## Exercise description
Every line with the word "Diff" in it should be extracted from the data that follows.
§ §
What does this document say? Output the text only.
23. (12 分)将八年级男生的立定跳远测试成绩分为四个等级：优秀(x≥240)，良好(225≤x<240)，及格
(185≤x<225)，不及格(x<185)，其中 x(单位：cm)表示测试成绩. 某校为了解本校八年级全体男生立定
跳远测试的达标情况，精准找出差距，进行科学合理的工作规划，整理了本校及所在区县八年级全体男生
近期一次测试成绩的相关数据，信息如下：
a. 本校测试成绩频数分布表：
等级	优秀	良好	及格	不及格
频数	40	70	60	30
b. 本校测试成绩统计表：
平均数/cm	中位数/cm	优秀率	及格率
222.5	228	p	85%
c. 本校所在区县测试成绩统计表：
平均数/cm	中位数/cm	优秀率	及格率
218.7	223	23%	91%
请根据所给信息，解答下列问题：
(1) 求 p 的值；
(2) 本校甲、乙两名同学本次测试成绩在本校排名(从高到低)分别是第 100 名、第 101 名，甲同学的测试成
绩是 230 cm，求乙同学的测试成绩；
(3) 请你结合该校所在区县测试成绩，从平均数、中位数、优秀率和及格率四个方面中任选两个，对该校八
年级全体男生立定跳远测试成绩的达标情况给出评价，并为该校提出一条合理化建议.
§ §
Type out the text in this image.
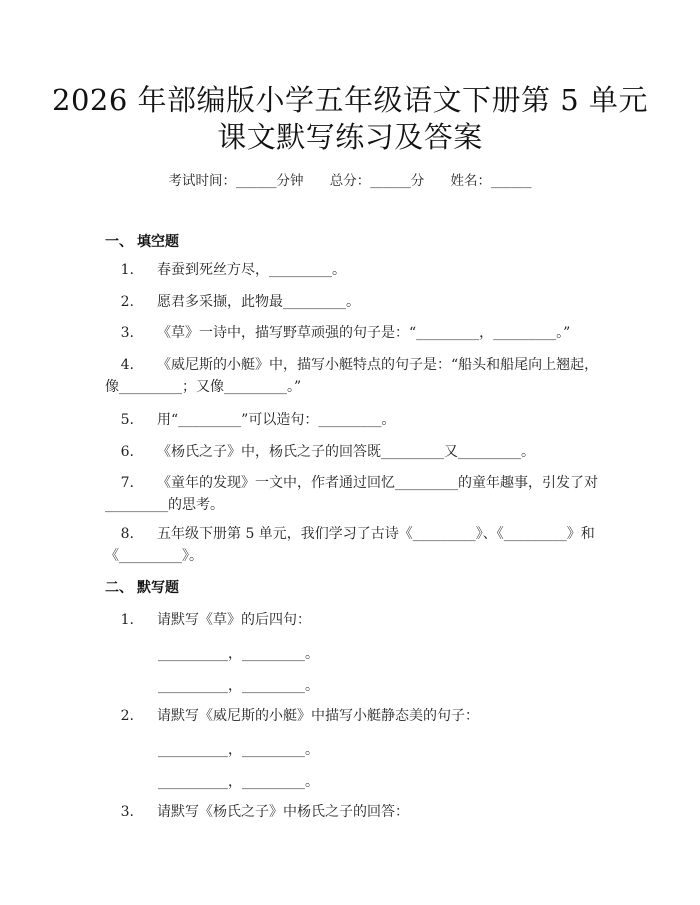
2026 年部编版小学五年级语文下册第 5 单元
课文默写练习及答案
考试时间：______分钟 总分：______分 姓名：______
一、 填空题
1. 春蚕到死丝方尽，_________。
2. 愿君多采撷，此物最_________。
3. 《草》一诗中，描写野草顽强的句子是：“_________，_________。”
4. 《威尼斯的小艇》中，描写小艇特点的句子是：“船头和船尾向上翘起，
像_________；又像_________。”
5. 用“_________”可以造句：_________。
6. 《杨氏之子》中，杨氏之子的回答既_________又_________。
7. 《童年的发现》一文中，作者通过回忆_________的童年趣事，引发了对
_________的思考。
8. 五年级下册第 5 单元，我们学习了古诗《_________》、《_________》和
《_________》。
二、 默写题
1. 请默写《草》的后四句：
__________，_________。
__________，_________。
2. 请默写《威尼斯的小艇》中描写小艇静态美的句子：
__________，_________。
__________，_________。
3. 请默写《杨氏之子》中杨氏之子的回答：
§ §
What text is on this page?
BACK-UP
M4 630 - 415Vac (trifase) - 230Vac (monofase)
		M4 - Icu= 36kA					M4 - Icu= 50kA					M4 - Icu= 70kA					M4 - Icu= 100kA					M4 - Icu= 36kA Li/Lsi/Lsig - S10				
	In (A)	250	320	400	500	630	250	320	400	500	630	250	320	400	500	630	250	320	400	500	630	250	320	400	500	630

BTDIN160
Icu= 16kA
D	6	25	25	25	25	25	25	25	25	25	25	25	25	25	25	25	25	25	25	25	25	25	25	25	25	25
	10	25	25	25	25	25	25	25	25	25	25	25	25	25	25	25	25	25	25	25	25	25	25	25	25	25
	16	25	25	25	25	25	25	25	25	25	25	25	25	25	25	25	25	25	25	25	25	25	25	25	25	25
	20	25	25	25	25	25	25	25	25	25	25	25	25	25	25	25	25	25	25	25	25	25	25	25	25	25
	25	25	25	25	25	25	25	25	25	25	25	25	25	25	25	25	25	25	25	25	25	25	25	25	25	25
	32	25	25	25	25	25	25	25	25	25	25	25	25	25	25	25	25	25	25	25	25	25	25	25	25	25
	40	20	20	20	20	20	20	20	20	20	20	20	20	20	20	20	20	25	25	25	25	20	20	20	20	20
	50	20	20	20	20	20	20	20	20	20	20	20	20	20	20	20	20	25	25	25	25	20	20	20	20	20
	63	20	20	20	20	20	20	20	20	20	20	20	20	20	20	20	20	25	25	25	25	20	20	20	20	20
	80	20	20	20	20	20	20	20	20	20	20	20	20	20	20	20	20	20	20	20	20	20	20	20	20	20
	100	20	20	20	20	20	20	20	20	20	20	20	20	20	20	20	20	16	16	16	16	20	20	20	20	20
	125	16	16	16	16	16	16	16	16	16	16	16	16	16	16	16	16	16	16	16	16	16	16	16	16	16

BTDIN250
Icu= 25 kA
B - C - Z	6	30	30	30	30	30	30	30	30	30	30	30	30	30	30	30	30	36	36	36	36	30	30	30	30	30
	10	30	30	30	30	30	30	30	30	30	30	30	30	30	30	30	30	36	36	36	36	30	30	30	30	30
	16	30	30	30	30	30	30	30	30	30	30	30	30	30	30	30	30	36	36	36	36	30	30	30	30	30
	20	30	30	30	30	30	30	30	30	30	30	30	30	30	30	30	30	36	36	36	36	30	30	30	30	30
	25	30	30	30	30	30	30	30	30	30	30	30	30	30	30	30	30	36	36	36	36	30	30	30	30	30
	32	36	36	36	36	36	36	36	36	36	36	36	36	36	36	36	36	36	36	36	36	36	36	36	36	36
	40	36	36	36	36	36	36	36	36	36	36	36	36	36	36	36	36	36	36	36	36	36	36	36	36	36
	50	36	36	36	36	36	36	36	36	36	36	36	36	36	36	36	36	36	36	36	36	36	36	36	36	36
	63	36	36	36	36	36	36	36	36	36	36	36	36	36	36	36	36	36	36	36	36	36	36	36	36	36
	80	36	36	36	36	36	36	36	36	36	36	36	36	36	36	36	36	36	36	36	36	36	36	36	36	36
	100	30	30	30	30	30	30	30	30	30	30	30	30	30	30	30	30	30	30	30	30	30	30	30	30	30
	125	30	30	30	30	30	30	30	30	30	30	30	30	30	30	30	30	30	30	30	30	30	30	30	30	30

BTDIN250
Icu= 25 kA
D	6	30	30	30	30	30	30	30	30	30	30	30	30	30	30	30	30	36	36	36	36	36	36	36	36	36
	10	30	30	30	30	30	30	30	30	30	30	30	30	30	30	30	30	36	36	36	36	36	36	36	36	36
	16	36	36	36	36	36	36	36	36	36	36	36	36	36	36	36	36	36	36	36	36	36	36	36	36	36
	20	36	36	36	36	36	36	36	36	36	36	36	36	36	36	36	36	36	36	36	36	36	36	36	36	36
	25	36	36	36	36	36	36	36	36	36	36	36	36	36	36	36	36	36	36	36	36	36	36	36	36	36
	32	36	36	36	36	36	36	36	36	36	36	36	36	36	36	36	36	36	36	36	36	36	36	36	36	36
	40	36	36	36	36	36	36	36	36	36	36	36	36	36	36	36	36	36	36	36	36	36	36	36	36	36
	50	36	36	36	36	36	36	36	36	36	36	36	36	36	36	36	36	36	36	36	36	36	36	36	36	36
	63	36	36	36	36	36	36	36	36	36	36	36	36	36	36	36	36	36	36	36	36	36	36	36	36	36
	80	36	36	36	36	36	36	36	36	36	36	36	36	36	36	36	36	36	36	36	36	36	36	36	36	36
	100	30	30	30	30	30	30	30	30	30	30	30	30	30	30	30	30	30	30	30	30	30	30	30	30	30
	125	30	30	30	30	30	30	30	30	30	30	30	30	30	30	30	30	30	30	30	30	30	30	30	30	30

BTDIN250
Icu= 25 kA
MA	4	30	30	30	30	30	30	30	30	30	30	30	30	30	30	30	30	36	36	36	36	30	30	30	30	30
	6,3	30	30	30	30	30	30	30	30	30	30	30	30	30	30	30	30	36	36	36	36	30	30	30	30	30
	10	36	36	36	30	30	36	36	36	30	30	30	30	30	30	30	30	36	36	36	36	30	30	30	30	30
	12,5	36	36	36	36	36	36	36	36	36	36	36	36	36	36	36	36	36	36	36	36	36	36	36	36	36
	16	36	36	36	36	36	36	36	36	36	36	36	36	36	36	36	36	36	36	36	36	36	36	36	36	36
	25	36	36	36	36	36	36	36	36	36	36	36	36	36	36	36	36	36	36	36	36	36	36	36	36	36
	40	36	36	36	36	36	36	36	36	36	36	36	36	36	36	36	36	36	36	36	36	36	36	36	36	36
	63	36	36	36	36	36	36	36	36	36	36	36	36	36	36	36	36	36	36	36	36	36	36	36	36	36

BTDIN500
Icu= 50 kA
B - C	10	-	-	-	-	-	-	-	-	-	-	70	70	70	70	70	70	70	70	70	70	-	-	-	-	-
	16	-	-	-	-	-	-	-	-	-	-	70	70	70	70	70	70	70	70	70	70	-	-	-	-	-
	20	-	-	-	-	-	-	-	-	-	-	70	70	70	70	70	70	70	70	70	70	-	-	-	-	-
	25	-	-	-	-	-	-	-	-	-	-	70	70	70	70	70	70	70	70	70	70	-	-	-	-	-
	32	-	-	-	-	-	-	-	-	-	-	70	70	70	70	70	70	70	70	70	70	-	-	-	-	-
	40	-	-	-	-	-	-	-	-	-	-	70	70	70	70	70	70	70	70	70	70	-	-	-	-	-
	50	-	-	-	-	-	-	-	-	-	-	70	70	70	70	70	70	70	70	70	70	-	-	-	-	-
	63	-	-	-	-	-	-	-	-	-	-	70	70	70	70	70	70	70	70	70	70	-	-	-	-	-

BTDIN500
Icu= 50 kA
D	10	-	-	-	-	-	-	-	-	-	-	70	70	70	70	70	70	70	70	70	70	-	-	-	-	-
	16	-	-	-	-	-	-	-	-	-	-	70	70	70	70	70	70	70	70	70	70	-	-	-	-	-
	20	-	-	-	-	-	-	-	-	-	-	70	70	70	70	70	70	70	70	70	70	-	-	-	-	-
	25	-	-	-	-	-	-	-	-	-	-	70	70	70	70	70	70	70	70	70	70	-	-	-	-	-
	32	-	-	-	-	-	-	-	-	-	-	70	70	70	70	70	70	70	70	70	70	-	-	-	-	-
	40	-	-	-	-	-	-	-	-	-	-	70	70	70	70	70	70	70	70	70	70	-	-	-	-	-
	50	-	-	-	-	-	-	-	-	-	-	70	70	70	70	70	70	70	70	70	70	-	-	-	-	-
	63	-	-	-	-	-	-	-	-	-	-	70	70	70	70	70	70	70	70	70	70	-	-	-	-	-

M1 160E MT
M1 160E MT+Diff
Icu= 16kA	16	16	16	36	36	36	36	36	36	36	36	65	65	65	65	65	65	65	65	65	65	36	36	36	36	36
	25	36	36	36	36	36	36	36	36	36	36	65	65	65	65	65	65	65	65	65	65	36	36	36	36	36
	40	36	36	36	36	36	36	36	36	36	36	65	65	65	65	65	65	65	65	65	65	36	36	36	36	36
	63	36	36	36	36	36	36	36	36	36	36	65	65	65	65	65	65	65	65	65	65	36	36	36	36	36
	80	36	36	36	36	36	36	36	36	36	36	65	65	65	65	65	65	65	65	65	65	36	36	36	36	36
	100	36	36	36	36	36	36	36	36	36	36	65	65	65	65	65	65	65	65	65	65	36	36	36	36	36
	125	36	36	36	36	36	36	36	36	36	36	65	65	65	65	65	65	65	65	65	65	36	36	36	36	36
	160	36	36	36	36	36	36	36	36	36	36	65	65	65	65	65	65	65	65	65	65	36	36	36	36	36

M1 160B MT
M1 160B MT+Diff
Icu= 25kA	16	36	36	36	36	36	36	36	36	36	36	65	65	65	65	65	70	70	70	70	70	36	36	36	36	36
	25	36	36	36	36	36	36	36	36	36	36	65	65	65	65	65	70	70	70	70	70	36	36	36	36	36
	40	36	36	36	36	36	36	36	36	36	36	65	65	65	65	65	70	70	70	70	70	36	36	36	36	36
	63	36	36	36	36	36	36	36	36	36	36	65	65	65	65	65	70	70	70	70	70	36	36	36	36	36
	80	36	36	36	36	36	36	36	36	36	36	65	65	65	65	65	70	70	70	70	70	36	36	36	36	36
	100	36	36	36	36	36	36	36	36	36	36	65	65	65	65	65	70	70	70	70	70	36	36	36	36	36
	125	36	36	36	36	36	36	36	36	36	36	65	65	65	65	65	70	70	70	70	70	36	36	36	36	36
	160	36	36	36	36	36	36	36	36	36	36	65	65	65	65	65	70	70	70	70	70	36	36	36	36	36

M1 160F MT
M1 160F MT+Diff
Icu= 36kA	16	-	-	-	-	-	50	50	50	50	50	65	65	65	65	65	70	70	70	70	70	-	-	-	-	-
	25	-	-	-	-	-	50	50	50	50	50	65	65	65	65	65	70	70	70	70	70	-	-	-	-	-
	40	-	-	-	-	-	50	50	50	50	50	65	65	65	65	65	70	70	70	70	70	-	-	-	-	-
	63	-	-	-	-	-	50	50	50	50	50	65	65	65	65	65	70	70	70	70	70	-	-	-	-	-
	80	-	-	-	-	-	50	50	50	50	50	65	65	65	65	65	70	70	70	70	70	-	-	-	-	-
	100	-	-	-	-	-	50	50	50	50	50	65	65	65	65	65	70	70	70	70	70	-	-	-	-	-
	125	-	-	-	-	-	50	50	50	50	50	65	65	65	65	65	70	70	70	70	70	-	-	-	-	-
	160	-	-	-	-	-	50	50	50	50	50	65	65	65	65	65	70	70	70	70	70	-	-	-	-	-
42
§ §
## Output for this exercise
M1 160E MT+Diff
M1 160B MT+Diff
M1 160F MT+Diff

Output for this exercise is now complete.